====== Data

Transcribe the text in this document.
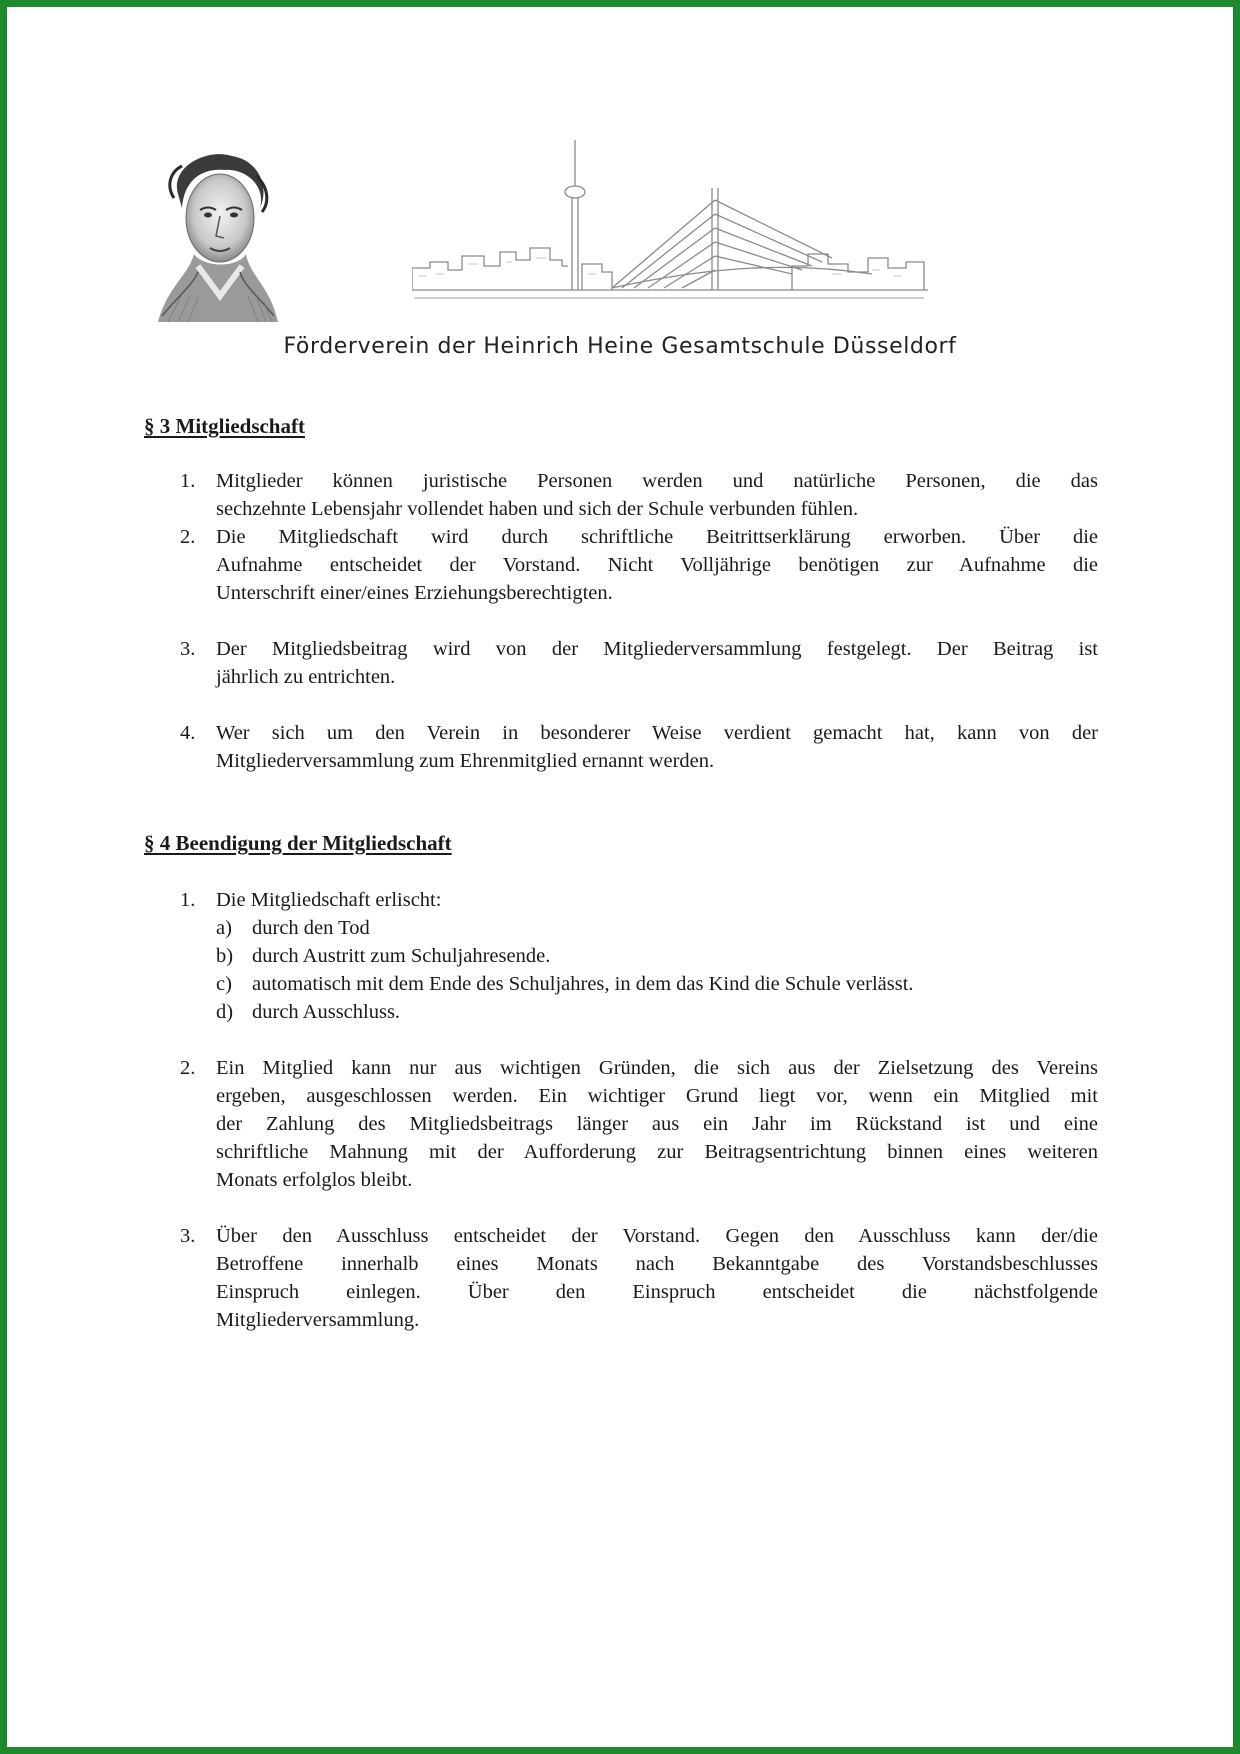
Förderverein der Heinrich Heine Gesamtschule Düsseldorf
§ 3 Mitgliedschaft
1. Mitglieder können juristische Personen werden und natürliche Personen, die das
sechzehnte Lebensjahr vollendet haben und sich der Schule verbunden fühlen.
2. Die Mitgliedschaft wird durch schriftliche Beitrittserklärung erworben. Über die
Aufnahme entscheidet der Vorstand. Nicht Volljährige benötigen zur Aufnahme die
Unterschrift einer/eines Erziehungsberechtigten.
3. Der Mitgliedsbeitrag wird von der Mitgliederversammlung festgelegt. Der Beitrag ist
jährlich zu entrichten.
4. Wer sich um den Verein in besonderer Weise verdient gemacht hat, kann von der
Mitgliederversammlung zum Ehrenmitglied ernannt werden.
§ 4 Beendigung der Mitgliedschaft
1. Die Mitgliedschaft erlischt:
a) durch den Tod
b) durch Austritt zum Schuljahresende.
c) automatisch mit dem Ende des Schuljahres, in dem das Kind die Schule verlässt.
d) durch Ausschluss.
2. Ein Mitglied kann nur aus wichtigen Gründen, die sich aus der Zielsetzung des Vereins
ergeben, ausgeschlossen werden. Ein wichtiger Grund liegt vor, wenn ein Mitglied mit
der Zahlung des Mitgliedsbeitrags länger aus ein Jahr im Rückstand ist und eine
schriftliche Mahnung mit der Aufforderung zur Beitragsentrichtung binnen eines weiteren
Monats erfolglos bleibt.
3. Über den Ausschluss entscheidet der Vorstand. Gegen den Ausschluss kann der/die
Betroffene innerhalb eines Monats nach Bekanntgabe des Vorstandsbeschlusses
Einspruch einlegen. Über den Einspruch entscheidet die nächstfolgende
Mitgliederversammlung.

============

Using the material above, retype each entry exactly and omit the pictures.

Transcribe the text in this document.
Förderverein der Heinrich Heine Gesamtschule Düsseldorf
§ 3 Mitgliedschaft
1. Mitglieder können juristische Personen werden und natürliche Personen, die das
sechzehnte Lebensjahr vollendet haben und sich der Schule verbunden fühlen.
2. Die Mitgliedschaft wird durch schriftliche Beitrittserklärung erworben. Über die
Aufnahme entscheidet der Vorstand. Nicht Volljährige benötigen zur Aufnahme die
Unterschrift einer/eines Erziehungsberechtigten.
3. Der Mitgliedsbeitrag wird von der Mitgliederversammlung festgelegt. Der Beitrag ist
jährlich zu entrichten.
4. Wer sich um den Verein in besonderer Weise verdient gemacht hat, kann von der
Mitgliederversammlung zum Ehrenmitglied ernannt werden.
§ 4 Beendigung der Mitgliedschaft
1. Die Mitgliedschaft erlischt:
a) durch den Tod
b) durch Austritt zum Schuljahresende.
c) automatisch mit dem Ende des Schuljahres, in dem das Kind die Schule verlässt.
d) durch Ausschluss.
2. Ein Mitglied kann nur aus wichtigen Gründen, die sich aus der Zielsetzung des Vereins
ergeben, ausgeschlossen werden. Ein wichtiger Grund liegt vor, wenn ein Mitglied mit
der Zahlung des Mitgliedsbeitrags länger aus ein Jahr im Rückstand ist und eine
schriftliche Mahnung mit der Aufforderung zur Beitragsentrichtung binnen eines weiteren
Monats erfolglos bleibt.
3. Über den Ausschluss entscheidet der Vorstand. Gegen den Ausschluss kann der/die
Betroffene innerhalb eines Monats nach Bekanntgabe des Vorstandsbeschlusses
Einspruch einlegen. Über den Einspruch entscheidet die nächstfolgende
Mitgliederversammlung.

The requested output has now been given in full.